Equipe de GLT dans les locaux de la start-up à Paris

 

Comment fonctionne GLT ?

Un robot est un système capable de reproduire la conduite humaine. Robotiser un contrat, c’est créer un système qui reproduit, fidèlement, le comportement du rédacteur d’actes. C’est-à-dire un système
capable d’interroger le demandeur de l’acte, puis de rédiger le contrat correspondant à ses desiderata. Il existe donc deux phases : la robotisation du contrat et l’utilisation du robot créé pour produire des contrats.
Notre interface a été conçue pour guider intuitivement le juriste dans l’opération de robotisation d’un contrat qui se fait au fi l de la rédaction (ou par enrichissement d’un contrat déjà existant). Trois outils – des
variables, des conditions et des boucles – suffisent pour robotiser les contrats les plus complexes. Cette robotisation ne suppose aucune formation, tout juste une prise en main.

 

Une fois le robot créé, celui-ci élabore automatiquement les questions à poser aux producteurs. La simple réponse à ces questions permet au robot de générer un acte prêt à signer, sous forme de document
Word ou de PDF. Dans l’espace de stockage des contrats, les producteurs peuvent mettre à jour le statut des projets et insérer des commentaires.

 

Quel est l’avantage principal de GLT ?

Le principal bénéfice de notre solution réside dans la capitalisation du savoir-faire. Chaque robot est enrichi au fil des expériences et des variantes qui se présentent. Il devient ainsi un actif immatériel de l’entreprise, ce qui permet à toute personne d’y avoir accès à tout moment. En outre, GLT permet une montée en compétences des avocats, juristes et paralégals. Centraliser les contrats automatisés répond aussi à la volonté des directions juridiques de déléguer la production de certains contrats aux opérationnels, en toute sécurité. Enfin, cela représente un gain de temps considérable.

[Enregistrements de données]
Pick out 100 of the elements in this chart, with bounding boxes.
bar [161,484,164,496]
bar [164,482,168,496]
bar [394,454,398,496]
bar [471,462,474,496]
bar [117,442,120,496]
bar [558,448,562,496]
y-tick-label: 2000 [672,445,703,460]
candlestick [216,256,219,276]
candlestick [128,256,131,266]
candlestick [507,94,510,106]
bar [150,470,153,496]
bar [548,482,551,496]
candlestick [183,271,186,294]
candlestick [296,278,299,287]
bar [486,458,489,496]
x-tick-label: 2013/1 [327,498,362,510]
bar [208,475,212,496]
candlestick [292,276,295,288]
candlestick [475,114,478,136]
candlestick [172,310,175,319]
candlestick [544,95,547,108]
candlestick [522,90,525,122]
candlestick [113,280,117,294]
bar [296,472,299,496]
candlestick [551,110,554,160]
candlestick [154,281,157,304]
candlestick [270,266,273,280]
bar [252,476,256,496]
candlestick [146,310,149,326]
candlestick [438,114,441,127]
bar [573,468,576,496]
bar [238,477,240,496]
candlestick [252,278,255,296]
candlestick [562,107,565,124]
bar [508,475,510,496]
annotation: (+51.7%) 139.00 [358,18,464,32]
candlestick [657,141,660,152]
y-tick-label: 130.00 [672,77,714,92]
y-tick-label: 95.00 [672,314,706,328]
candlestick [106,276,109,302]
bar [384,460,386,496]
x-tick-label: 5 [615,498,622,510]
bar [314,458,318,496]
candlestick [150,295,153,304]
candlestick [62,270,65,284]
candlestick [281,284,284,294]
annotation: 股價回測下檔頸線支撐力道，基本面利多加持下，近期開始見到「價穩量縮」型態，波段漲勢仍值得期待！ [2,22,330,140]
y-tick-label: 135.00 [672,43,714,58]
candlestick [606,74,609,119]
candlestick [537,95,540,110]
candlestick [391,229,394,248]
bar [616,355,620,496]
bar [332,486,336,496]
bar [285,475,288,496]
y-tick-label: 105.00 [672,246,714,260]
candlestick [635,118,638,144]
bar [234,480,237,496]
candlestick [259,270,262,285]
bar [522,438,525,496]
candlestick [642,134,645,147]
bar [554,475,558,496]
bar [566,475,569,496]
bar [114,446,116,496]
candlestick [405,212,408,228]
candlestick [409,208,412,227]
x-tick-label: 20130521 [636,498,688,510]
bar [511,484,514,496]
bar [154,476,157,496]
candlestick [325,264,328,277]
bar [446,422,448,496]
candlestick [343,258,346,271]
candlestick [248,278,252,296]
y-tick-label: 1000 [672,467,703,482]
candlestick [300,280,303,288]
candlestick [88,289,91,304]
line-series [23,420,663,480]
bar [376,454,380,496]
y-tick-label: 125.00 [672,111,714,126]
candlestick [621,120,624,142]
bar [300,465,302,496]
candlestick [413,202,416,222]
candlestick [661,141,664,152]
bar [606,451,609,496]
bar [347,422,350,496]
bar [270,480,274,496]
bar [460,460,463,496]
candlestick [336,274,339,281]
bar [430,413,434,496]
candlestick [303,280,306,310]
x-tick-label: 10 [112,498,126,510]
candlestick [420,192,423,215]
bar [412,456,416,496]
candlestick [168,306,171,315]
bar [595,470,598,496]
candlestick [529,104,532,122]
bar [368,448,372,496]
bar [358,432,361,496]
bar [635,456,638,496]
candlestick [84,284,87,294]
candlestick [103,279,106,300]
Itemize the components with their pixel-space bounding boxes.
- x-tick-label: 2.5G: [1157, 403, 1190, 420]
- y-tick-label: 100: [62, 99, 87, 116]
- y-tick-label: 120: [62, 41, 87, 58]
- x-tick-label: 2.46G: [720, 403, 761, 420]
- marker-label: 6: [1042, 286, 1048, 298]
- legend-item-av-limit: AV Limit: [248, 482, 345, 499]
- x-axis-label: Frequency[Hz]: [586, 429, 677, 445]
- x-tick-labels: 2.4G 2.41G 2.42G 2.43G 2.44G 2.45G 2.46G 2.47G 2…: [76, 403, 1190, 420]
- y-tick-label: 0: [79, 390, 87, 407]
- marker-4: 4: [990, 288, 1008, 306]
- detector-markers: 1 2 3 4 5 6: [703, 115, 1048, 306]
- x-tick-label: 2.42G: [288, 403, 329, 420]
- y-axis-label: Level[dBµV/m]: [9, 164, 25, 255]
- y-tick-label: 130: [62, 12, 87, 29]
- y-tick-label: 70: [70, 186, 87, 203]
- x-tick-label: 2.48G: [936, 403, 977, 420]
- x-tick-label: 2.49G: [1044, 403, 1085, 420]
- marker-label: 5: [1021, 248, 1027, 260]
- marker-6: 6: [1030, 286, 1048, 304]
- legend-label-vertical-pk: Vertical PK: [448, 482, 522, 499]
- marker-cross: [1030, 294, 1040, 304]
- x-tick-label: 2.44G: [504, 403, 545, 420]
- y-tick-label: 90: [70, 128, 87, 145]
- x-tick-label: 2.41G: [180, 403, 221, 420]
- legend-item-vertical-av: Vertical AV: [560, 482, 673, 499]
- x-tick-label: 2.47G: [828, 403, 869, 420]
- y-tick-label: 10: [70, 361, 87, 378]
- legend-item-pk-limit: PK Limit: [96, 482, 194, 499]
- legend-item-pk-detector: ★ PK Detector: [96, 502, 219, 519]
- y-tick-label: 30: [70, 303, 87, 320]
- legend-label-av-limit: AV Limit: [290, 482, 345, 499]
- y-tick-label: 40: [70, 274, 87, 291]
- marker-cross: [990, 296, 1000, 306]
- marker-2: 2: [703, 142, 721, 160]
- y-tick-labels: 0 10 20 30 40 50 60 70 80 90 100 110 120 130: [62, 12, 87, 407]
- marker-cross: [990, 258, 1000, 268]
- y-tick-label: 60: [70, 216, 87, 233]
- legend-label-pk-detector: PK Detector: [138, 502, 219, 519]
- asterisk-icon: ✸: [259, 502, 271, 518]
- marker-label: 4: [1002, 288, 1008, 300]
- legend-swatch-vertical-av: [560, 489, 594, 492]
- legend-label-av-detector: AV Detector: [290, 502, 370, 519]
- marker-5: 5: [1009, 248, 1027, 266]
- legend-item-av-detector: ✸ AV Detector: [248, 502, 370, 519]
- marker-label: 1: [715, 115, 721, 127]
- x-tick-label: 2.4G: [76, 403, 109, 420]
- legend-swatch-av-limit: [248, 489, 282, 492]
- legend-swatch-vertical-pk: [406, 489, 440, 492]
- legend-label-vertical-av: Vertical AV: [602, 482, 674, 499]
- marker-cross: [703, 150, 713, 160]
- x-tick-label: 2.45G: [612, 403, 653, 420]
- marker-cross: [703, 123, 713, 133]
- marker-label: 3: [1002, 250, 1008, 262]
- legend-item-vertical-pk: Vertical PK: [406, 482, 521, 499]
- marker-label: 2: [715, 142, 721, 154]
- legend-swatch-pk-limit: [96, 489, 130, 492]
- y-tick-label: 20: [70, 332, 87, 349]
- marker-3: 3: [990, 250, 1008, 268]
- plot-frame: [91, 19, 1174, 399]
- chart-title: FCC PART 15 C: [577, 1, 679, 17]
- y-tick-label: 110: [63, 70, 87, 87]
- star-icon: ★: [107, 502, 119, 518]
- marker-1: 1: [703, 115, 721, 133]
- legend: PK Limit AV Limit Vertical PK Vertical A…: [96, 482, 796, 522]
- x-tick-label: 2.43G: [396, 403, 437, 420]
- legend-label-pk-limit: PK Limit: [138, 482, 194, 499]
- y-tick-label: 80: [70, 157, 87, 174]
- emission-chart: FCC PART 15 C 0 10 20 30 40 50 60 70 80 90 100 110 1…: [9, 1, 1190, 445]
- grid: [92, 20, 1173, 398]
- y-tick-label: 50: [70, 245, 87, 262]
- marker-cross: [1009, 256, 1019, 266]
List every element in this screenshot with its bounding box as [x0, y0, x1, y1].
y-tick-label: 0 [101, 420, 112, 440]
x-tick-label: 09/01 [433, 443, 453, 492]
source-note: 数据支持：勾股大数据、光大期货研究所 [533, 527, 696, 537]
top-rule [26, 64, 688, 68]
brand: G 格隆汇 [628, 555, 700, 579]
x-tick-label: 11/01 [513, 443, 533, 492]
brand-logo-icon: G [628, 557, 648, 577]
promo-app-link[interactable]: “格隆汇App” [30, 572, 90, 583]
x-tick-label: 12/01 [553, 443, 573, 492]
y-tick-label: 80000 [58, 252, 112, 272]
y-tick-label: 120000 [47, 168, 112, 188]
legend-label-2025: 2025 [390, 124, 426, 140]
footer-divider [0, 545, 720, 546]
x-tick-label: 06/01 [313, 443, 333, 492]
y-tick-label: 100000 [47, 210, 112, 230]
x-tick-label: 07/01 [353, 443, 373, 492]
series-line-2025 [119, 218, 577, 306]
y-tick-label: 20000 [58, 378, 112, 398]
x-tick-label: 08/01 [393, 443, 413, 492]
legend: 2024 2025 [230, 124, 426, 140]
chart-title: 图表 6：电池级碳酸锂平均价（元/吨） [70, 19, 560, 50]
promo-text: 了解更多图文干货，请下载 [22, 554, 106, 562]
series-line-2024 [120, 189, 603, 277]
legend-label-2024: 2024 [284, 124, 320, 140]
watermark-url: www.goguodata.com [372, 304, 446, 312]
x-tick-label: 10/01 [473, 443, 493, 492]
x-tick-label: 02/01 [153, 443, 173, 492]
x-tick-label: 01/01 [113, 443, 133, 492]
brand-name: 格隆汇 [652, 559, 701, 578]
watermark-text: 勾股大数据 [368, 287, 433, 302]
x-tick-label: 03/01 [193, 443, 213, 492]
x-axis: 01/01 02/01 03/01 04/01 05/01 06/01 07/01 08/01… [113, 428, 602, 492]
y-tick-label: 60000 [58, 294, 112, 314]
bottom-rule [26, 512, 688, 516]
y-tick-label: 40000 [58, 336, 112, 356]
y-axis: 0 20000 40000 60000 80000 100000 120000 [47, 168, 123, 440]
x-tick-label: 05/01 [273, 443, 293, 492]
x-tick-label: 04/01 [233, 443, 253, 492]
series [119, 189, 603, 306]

-- TRAVAIL À FAIRE --
1. Relevez, dans le texte sur GLT, les trois outils qui suffisent à robotiser les contrats les plus complexes.
2. Poursuivez le texte sur GLT à la suite de sa dernière phrase.

-- CORRIGÉ DE L'EXERCICE --
1. Les variables, les conditions et les boucles.

2.
 

Pour un pacte d’actionnaires, on passe de huit à vingt heures de travail à trente minutes environ avec Gino. Cela induit un changement de l’économie de production de contrats, un avocat ne pourra plus facturer de la même manière. Déjà, des cabinets commencent à autoriser leurs clients à utiliser leurs robots, moyennant une redevance. La robotisation permet l’intégration automatique et en temps réel de toutes les données contractuelles dans le système d’information de l’entreprise. En exploitant ces données, auparavant inexploitées car indisponibles en format numérique intelligent, les entreprises développeront une masse de connaissances nouvelles qui leur permettront d’améliorer leurs politiques juridiques, d’organisation, financières et marketing. Les contrats contiennent, en effet, une masse considérable d’informations, non seulement juridiques, mais
aussi économiques.

 

Comment envisagez-vous l’avenir face à la concurrence ?

Nous avons pour ambition de devenir les leaders de la robotisation des contrats par les juristes eux-mêmes, et nous sommes les premiers sur ce marché. Nous remarquons beaucoup de tentatives avortées dans ce domaine. Concevoir un tel logiciel est une mission complexe, particulièrement lorsque l’on souhaite mettre à disposition un outil ne demandant aucune formation. Dans le marché des contrats automatisés, les
éditeurs juridiques ou les legaltechs, à l’instar de Captain Contrat ou de Legalstart, vendent du contenu. Chez GLT, nous vendons une plateforme qui robotise des contrats, un outil de capitalisation de la
connaissance et de délégation de la production. Le contenu reste l’apanage du client, juriste en entreprise ou avocat. Au fil du temps, nous ne cesserons d’introduire de nouvelles fonctionnalités ainsi que des modules associés de type « signature électronique », « blockchain » (pour sécuriser les négociations et la conservation des contrats conclus), « smart contracts » (pour automatiser l’exécution de parties des contrats), « technologies de traitement du big data » (pour exploiter la masse des données contractuelles des entreprises). 

 

Le couple homme-technologie n’est qu’au début de son aventure. L’homme ne fera plus de tâches répétitives, il apprendra à des robots à refaire ce qu’il a conçu. Il gagnera un temps considérable dont il pourra bénéficier pour imaginer les réponses juridiques à un monde qui change vite et en profondeur.